[Task directions] From the listing below, pull out every line where the string "ylabel" appears.

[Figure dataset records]
——————

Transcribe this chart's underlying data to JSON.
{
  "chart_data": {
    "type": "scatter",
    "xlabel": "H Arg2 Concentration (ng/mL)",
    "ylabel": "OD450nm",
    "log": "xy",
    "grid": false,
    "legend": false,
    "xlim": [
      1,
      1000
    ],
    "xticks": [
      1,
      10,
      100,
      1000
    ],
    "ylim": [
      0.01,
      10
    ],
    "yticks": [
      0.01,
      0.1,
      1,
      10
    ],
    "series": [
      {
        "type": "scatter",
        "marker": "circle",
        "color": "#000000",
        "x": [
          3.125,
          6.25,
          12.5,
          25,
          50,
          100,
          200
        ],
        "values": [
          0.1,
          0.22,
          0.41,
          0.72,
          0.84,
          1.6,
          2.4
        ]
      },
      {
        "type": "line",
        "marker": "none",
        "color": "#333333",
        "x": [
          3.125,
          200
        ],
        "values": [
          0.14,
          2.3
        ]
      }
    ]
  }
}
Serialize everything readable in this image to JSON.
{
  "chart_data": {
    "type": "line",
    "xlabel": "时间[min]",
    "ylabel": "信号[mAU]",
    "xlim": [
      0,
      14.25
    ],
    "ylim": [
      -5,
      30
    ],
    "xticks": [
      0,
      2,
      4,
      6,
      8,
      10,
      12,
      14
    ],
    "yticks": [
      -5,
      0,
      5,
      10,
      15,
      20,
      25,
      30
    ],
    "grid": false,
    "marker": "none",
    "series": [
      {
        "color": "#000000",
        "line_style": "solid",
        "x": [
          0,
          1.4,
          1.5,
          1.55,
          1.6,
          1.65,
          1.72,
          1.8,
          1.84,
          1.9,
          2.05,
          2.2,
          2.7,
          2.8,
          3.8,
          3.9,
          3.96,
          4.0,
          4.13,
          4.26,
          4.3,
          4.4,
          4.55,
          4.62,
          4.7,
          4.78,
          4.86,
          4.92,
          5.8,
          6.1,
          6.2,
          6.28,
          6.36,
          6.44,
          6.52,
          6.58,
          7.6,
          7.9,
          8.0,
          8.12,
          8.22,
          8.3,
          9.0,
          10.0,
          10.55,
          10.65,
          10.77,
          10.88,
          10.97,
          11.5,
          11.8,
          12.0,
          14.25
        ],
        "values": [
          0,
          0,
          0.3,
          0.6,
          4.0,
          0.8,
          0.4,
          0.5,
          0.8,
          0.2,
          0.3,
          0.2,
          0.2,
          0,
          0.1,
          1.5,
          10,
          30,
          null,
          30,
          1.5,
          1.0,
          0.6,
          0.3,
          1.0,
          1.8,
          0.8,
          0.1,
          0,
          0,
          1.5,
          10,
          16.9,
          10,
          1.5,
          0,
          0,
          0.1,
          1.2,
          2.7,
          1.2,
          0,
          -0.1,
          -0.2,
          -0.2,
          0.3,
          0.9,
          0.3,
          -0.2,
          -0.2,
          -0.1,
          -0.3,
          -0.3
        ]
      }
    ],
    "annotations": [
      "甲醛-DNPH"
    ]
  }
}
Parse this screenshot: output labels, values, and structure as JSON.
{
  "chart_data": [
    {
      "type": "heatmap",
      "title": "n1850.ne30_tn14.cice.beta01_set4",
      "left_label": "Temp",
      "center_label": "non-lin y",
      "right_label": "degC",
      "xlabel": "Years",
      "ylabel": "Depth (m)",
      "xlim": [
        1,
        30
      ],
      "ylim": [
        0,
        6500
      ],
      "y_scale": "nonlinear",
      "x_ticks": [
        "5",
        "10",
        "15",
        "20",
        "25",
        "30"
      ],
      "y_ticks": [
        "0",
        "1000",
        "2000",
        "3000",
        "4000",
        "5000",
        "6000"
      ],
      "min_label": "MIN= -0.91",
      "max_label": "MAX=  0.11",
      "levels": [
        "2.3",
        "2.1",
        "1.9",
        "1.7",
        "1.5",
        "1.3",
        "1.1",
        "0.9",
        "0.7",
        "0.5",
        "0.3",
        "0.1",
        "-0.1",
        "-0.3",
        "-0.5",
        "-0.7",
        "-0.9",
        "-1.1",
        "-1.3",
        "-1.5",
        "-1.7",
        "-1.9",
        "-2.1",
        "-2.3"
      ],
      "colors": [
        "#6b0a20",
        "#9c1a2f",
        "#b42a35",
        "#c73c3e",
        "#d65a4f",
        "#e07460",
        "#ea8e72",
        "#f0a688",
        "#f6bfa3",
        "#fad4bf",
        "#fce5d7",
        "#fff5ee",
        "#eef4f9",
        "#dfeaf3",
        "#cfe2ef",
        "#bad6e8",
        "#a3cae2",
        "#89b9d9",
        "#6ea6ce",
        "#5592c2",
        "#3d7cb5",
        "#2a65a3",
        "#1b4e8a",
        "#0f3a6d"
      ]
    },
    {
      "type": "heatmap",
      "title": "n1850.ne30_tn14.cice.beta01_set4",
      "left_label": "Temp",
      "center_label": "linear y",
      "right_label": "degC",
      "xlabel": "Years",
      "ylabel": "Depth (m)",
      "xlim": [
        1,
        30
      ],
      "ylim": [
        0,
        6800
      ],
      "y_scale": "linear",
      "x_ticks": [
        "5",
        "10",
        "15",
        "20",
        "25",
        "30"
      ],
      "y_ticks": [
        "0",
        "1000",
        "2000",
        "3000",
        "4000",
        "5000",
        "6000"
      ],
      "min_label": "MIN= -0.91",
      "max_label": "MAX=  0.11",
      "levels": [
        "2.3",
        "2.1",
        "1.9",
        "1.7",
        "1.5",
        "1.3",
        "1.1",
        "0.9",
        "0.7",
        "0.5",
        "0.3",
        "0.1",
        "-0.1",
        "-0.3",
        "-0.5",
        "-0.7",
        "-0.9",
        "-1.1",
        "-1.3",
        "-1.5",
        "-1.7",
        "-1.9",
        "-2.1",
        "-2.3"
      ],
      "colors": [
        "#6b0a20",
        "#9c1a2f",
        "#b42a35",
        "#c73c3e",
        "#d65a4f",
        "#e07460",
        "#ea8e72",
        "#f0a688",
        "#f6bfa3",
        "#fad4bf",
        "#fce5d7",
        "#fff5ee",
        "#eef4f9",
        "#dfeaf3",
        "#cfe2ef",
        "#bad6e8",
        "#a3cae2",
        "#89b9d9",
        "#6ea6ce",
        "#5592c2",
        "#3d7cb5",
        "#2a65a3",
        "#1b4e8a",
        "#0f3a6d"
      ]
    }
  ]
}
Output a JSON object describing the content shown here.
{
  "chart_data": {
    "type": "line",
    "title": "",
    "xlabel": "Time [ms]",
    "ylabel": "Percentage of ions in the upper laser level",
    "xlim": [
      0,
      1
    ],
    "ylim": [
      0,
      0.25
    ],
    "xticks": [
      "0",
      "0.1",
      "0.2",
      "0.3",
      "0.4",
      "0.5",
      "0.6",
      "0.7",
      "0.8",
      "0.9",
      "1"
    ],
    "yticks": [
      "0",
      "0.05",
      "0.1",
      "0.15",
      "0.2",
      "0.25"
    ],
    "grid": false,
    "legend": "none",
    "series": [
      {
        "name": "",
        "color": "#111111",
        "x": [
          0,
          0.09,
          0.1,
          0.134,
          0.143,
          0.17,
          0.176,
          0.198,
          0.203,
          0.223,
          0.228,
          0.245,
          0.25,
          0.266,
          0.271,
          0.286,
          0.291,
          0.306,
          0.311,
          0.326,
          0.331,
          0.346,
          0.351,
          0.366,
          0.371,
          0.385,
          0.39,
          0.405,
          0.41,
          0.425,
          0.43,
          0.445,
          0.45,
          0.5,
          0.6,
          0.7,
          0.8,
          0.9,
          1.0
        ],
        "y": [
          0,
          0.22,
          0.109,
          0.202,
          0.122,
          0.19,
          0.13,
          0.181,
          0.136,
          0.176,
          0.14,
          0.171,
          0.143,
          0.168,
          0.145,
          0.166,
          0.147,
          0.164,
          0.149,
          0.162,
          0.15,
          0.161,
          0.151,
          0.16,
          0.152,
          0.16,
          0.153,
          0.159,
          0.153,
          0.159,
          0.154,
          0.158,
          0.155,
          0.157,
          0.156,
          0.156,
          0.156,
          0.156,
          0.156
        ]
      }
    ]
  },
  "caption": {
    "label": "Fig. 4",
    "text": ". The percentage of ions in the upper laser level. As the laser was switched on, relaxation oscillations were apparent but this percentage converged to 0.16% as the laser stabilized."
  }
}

——————

[Exercise answer]
    "ylabel": "OD450nm",
    "ylabel": "信号[mAU]",
      "ylabel": "Depth (m)",
      "ylabel": "Depth (m)",
    "ylabel": "Percentage of ions in the upper laser level",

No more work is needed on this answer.